**TASK DATA:**

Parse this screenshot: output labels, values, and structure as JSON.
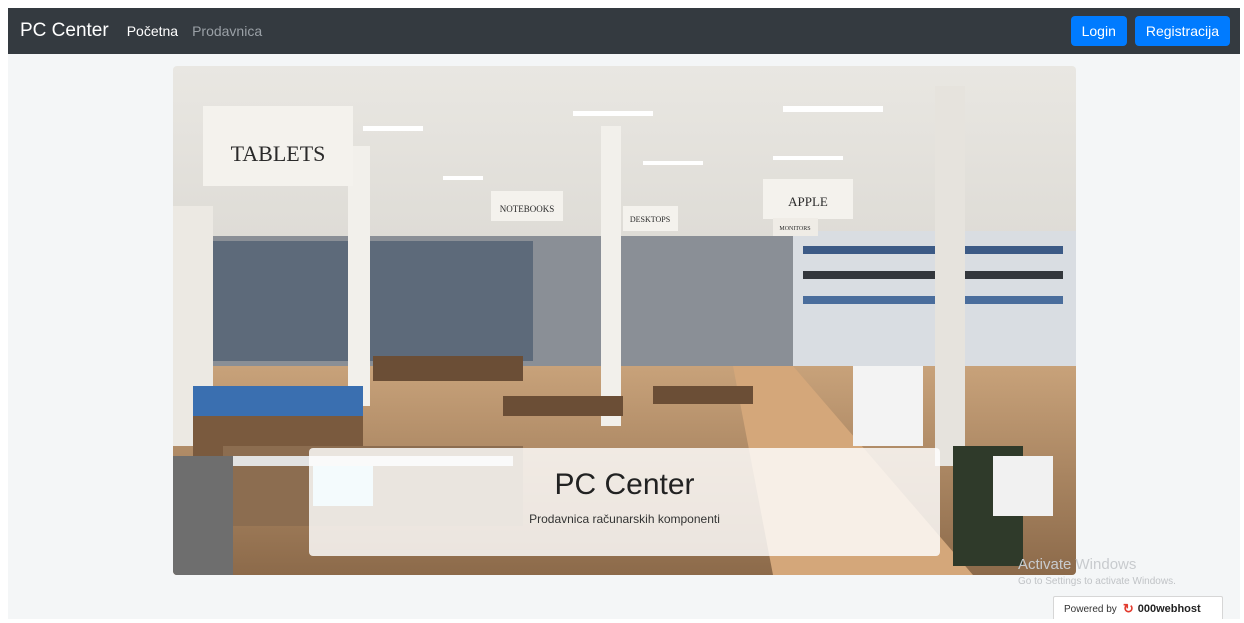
{
  "navbar": {
    "brand": "PC Center",
    "links": [
      {
        "label": "Početna"
      },
      {
        "label": "Prodavnica"
      }
    ],
    "buttons": {
      "login": "Login",
      "register": "Registracija"
    }
  },
  "hero": {
    "signs": [
      "TABLETS",
      "NOTEBOOKS",
      "DESKTOPS",
      "APPLE",
      "MONITORS"
    ],
    "title": "PC Center",
    "subtitle": "Prodavnica računarskih komponenti"
  },
  "overlay": {
    "activate_title": "Activate Windows",
    "activate_sub": "Go to Settings to activate Windows."
  },
  "badge": {
    "prefix": "Powered by",
    "brand": "000webhost"
  },
  "colors": {
    "navbar": "#343a40",
    "button": "#007bff",
    "page_bg": "#f4f6f7"
  }
}
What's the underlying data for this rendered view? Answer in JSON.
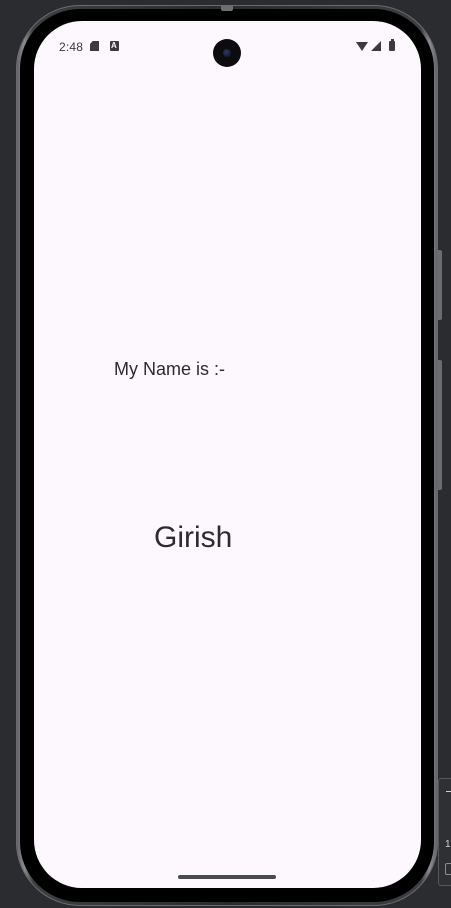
{
  "status_bar": {
    "time": "2:48",
    "icons": [
      "sd-card-icon",
      "auto-icon",
      "front-camera-icon",
      "wifi-icon",
      "cellular-signal-icon",
      "battery-icon"
    ]
  },
  "content": {
    "label": "My Name is :-",
    "name": "Girish"
  },
  "emulator_panel": {
    "partial_text": "1"
  },
  "colors": {
    "screen_background": "#fdf7fe",
    "text": "#2d2b31",
    "desktop_background": "#2b2c30"
  }
}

**CHALLENGE:** Look through the records and count each line that holds "Prodavnica". Write only the total.

**RESULT OF THE EXERCISE:** 2